Data excerpts:
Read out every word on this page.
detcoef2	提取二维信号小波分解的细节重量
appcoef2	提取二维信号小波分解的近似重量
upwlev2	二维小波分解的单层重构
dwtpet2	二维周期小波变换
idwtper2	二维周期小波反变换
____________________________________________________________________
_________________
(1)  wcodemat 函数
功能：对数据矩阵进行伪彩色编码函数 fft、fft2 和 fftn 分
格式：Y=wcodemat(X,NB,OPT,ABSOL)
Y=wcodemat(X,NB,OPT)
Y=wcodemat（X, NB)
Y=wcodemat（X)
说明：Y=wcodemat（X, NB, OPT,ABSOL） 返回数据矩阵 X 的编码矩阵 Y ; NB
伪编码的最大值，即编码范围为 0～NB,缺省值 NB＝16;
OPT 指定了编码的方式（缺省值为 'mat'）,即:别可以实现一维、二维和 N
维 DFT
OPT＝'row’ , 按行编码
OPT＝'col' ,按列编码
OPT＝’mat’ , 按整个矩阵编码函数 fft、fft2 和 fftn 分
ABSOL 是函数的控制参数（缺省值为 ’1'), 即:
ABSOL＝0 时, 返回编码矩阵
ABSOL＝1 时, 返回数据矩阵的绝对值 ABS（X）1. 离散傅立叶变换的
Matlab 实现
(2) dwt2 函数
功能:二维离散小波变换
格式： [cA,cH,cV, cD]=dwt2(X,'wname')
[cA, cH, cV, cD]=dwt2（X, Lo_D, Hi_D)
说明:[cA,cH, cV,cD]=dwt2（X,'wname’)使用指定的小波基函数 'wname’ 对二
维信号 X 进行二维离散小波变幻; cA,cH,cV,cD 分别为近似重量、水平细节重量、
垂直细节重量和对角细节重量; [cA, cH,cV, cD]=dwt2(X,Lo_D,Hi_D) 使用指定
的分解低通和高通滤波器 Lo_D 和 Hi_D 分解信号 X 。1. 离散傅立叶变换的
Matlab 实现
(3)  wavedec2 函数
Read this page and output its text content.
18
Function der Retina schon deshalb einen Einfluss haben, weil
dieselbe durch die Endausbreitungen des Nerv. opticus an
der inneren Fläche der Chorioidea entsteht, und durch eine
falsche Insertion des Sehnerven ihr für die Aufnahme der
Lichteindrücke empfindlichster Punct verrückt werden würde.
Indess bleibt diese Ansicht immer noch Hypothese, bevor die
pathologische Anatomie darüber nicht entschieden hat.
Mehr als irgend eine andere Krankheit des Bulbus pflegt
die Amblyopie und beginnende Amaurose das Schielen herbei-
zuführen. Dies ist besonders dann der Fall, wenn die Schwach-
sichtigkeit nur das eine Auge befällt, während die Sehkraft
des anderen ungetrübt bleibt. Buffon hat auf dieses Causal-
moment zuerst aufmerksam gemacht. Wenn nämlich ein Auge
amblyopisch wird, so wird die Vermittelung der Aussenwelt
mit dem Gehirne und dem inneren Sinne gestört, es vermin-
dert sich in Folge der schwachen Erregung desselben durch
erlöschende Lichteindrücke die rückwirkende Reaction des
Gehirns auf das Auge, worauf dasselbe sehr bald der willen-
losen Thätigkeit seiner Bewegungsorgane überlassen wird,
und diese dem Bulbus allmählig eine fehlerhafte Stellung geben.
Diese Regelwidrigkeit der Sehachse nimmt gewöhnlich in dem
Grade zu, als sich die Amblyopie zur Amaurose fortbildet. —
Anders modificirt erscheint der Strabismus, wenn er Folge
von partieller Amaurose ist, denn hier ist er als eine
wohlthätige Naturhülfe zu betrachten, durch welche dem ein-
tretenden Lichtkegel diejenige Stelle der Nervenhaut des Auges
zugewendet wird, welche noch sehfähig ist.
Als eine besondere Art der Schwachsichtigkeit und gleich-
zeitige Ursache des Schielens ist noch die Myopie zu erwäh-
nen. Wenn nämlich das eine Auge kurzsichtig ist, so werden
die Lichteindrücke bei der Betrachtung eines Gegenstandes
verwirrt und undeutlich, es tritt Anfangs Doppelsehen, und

...

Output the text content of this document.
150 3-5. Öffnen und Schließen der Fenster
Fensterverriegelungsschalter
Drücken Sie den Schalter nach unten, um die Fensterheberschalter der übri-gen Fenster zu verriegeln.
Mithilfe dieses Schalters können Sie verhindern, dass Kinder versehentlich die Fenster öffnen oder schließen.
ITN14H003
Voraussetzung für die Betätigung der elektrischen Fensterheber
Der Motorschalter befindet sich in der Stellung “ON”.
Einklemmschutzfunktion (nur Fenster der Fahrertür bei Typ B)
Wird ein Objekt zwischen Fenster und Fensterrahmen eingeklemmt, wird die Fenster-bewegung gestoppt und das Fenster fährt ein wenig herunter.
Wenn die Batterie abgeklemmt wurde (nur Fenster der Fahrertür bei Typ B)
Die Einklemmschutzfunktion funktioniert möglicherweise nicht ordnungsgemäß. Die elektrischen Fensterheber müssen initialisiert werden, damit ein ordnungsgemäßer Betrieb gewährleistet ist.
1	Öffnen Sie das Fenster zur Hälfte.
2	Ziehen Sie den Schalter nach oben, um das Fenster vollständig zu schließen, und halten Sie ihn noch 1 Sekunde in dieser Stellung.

> Job: Copy every line in the entries above that has the string "page" in it.

> Written solution:
Read out every word on this page.
Read this page and output its text content.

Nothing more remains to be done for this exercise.